AIM: Scan the data. Collect each line that contains the word "calendar".
········
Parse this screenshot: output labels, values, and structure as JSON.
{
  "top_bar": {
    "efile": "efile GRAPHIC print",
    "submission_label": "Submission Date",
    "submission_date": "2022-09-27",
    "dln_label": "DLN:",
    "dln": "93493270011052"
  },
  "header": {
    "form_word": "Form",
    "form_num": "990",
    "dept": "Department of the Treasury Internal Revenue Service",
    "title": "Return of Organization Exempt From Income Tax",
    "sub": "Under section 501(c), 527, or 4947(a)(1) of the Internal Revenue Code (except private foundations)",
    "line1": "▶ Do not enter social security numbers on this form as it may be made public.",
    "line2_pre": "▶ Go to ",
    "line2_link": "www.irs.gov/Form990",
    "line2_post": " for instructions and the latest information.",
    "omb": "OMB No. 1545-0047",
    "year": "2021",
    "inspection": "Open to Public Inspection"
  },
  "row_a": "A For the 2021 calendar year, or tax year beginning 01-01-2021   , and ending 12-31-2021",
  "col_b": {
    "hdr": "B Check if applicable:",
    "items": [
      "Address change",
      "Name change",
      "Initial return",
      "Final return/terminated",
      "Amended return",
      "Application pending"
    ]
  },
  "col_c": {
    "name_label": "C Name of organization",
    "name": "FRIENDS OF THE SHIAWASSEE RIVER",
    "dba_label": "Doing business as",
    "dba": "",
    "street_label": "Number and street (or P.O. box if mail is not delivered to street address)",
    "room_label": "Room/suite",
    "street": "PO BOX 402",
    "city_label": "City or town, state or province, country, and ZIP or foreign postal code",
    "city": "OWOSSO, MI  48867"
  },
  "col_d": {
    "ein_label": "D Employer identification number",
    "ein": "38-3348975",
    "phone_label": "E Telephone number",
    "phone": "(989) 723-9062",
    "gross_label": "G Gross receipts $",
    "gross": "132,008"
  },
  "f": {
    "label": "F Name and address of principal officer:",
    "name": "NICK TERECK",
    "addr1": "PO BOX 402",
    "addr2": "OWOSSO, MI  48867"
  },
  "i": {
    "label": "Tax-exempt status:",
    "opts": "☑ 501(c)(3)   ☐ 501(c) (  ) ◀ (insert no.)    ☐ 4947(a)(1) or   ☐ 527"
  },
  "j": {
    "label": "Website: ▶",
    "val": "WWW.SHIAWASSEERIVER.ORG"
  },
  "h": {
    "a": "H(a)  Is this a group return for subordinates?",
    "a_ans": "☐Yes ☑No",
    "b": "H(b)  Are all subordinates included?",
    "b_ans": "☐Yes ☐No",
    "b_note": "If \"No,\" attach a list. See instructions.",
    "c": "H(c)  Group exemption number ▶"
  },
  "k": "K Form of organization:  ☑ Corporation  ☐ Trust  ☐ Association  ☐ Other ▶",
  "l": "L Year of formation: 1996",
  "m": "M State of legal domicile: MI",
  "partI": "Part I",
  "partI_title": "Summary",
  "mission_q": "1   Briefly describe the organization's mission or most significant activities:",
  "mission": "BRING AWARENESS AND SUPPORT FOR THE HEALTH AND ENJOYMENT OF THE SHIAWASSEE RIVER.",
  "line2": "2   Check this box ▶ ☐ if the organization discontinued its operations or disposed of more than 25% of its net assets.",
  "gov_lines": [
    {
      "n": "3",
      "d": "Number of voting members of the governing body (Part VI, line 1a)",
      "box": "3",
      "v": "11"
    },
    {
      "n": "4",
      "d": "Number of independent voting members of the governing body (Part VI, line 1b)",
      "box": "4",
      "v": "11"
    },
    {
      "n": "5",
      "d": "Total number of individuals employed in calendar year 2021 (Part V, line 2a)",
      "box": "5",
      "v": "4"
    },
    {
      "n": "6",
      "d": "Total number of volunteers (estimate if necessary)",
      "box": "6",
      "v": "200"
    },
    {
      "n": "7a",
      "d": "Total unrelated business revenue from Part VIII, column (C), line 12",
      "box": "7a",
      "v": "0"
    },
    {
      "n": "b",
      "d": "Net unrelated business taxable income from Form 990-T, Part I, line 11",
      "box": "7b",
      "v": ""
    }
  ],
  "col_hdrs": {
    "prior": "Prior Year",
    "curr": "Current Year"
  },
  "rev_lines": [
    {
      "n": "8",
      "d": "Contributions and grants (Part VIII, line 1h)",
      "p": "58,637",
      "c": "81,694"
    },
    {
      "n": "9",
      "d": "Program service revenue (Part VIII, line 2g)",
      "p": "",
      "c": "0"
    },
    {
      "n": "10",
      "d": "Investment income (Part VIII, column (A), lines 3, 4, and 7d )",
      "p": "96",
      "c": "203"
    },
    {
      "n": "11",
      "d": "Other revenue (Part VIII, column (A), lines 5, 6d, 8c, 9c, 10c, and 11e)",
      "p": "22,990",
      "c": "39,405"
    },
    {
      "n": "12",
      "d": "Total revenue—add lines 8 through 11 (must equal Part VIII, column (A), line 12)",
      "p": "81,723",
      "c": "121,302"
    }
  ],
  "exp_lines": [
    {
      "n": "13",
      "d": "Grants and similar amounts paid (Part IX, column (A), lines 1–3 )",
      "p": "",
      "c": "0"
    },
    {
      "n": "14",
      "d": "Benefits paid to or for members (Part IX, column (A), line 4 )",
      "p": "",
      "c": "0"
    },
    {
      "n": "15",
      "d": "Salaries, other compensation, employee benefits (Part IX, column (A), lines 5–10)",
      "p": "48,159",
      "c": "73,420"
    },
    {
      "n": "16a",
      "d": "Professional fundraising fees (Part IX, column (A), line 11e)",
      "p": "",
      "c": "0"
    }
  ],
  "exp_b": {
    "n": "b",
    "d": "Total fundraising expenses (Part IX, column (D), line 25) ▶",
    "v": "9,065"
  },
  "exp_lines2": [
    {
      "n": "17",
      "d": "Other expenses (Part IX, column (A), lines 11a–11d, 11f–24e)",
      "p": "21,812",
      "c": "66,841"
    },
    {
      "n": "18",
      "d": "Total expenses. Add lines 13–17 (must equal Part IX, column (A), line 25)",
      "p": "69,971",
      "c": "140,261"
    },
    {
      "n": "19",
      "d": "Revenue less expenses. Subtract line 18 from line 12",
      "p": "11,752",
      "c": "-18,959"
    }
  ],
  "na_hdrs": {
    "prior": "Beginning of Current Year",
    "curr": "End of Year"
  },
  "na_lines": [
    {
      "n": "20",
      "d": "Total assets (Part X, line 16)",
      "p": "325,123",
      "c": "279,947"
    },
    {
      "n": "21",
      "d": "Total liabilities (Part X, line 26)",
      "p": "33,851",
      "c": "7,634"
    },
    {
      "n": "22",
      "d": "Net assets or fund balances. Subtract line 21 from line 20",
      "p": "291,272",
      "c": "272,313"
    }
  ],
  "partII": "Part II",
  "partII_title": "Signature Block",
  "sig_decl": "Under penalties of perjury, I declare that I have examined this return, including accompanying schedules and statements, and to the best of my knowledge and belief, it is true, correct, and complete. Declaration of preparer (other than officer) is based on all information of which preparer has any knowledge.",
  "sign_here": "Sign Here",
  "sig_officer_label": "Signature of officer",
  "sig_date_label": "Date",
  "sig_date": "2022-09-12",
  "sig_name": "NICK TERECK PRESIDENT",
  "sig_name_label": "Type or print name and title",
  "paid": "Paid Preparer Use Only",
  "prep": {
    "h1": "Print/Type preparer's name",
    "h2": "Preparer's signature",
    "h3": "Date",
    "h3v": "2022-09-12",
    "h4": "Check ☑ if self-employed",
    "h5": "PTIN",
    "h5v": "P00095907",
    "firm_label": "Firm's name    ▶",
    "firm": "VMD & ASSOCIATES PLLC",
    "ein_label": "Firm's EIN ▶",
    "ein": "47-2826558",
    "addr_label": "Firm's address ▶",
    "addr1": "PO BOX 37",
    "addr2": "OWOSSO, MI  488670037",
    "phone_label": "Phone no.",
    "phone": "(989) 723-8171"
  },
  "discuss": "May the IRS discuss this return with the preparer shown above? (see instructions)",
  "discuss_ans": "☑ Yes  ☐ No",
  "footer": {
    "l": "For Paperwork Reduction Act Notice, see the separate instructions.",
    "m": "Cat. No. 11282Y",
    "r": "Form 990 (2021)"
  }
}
········
ANSWER TO THE TASK:
  "row_a": "A For the 2021 calendar year, or tax year beginning 01-01-2021   , and ending 12-31-2021",
      "d": "Total number of individuals employed in calendar year 2021 (Part V, line 2a)",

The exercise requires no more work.